**WORK TO DO:** What is the number of lines containing the string "content"? Answer with the number only.

**SUPPLIED DATA:**

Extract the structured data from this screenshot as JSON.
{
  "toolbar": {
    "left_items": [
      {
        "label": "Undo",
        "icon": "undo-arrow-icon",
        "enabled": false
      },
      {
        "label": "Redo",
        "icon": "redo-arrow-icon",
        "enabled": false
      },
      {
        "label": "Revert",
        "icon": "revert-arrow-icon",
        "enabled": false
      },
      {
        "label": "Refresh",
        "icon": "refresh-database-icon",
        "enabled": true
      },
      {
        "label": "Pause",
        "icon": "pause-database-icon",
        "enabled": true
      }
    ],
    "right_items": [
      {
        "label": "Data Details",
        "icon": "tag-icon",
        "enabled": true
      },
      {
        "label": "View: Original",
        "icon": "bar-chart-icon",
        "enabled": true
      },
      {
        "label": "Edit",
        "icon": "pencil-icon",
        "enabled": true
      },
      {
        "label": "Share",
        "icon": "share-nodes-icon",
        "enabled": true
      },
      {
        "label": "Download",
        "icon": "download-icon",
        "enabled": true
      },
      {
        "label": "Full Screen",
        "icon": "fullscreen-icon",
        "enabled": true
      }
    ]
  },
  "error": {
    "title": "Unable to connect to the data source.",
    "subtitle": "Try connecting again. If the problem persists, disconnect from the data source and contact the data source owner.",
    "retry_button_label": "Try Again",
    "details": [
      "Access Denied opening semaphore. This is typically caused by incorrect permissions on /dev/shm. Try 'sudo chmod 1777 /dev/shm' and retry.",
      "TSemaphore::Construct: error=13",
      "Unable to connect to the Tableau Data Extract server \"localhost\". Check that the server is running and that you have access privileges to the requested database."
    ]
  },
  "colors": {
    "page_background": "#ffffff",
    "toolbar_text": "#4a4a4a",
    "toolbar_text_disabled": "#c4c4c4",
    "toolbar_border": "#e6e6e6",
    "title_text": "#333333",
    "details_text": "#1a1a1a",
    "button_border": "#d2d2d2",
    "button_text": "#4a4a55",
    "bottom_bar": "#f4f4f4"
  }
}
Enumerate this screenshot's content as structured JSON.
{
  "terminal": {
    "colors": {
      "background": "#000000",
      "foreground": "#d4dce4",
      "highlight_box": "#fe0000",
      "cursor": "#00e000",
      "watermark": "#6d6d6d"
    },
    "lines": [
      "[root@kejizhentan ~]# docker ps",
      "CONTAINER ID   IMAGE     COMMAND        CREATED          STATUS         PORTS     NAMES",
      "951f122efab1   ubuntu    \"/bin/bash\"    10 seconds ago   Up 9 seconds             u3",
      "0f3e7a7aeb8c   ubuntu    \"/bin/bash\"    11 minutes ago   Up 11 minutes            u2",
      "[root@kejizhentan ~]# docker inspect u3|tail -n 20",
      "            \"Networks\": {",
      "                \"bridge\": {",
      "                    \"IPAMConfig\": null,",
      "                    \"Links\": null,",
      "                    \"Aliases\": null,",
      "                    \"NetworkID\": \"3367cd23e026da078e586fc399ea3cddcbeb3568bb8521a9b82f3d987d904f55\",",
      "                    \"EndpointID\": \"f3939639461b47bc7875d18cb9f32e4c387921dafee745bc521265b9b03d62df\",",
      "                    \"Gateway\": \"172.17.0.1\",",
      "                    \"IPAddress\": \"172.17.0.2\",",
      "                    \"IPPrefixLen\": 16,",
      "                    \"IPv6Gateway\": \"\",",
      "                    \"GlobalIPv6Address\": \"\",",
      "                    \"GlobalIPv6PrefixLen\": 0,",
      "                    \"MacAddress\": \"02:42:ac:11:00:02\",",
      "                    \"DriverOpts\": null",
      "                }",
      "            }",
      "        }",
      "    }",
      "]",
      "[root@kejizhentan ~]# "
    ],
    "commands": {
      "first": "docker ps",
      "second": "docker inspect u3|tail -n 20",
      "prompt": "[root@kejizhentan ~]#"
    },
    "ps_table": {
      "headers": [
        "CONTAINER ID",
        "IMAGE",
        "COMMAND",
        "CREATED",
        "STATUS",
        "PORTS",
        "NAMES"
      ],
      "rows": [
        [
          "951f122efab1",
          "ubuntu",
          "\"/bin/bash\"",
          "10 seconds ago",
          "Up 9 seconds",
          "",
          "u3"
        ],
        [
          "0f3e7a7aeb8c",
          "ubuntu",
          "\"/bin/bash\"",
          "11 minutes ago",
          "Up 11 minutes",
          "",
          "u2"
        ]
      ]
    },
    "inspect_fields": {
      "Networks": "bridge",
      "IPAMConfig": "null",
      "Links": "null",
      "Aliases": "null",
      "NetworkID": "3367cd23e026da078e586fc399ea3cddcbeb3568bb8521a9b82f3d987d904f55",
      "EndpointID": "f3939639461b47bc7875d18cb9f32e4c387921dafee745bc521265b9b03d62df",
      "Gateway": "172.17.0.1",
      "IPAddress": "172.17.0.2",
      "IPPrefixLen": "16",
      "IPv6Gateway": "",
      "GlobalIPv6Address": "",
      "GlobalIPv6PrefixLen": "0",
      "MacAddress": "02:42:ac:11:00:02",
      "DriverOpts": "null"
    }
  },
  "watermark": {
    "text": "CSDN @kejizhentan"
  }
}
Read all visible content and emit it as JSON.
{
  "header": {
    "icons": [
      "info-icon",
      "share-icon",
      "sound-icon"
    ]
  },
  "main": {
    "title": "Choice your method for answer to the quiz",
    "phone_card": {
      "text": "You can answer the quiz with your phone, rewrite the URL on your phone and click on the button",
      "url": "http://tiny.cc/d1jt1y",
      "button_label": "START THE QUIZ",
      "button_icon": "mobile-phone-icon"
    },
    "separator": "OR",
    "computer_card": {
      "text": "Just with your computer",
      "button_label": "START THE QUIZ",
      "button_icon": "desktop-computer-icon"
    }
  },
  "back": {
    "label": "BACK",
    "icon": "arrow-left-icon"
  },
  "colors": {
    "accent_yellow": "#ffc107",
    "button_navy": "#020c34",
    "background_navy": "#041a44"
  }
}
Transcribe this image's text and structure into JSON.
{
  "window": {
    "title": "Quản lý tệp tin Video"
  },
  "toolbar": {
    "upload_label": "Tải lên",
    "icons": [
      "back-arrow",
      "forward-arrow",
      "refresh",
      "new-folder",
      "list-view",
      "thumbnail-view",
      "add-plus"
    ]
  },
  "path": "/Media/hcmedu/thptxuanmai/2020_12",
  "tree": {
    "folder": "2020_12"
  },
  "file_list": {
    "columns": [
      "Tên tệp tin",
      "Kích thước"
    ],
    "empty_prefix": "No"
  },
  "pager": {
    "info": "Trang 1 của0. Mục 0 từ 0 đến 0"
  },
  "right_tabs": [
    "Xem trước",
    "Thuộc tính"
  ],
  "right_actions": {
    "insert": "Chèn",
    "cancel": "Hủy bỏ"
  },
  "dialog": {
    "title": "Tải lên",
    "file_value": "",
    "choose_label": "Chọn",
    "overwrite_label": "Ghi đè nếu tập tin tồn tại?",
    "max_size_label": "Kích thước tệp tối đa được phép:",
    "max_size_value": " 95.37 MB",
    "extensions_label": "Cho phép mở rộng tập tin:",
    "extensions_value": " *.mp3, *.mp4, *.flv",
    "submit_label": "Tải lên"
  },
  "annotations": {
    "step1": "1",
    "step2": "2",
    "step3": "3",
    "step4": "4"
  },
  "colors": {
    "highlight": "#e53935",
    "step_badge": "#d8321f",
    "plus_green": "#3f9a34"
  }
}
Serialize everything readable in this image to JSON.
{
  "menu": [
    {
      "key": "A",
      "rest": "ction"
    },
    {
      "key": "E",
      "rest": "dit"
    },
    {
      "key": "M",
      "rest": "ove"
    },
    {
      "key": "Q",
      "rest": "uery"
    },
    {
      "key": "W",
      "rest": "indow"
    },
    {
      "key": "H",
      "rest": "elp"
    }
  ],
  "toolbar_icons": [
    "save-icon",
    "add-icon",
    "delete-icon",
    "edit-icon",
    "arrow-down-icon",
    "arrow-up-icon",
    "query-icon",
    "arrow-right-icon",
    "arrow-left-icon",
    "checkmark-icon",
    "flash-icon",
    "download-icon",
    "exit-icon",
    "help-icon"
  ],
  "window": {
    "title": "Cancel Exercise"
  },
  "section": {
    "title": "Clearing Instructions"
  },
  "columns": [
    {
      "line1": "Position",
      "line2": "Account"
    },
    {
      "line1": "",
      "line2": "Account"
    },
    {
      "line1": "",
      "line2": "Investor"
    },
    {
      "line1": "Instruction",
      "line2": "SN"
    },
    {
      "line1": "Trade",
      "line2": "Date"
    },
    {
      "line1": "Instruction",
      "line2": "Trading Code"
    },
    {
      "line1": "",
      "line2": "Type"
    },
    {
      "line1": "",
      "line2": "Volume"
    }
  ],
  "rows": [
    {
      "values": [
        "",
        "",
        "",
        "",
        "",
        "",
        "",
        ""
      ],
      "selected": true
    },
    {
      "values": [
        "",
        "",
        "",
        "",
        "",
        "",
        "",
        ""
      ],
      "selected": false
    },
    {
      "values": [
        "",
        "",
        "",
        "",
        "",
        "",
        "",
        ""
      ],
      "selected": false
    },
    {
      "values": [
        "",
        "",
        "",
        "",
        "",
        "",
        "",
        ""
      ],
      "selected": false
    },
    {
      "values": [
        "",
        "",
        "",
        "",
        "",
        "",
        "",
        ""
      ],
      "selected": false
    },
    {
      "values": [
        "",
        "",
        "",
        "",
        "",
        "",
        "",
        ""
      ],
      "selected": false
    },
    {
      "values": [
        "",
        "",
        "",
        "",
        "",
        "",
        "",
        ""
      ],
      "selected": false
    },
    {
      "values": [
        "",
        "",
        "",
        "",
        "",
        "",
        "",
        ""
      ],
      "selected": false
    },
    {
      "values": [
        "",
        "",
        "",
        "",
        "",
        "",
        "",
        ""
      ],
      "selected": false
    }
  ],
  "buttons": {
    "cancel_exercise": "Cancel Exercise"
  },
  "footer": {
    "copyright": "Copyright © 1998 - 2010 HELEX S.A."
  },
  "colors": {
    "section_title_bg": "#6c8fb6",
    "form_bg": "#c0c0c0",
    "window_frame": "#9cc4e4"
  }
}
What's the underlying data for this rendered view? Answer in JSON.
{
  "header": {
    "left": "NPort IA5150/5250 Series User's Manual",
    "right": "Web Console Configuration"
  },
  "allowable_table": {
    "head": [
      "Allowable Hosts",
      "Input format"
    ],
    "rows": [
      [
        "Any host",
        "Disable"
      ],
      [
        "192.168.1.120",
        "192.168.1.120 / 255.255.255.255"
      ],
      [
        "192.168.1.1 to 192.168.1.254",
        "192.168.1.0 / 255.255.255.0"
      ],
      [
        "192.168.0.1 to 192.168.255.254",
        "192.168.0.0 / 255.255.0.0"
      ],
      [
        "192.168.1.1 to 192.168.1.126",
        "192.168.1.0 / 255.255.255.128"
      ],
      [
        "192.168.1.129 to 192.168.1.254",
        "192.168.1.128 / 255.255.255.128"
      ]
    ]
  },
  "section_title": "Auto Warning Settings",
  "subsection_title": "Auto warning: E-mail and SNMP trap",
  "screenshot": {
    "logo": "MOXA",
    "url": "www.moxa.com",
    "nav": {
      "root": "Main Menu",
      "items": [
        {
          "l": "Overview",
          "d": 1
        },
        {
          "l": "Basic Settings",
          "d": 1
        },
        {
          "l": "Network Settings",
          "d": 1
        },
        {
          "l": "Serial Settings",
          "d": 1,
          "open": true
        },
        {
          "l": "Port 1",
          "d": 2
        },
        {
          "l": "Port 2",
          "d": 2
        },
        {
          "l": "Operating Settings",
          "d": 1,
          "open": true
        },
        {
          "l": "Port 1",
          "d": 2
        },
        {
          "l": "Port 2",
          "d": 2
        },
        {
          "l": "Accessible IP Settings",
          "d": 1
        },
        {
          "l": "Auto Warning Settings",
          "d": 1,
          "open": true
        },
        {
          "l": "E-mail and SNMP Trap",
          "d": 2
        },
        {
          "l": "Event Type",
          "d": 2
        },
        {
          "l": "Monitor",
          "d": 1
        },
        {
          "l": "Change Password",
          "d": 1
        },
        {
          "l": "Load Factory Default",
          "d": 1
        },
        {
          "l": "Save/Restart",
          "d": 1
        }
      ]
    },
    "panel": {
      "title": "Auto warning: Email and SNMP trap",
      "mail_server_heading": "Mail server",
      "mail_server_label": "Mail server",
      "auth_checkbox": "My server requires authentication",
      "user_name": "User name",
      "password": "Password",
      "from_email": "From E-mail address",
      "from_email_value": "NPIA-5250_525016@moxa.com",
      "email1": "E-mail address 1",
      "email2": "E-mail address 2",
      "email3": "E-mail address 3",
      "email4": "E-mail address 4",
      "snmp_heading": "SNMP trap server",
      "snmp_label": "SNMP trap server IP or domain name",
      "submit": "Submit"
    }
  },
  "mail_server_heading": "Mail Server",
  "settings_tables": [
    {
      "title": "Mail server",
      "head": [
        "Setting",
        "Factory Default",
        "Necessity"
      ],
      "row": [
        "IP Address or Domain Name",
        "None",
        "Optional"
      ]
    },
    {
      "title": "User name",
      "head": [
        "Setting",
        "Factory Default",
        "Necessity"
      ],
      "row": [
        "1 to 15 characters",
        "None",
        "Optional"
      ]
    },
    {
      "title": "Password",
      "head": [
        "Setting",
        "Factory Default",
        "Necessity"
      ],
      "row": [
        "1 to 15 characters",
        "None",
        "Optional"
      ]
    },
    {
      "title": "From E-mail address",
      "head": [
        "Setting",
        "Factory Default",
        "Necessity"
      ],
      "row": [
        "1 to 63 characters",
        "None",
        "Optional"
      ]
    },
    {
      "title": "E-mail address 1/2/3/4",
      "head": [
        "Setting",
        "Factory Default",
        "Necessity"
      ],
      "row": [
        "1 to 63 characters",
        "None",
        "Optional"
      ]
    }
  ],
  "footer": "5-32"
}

**RESPONSE:** 2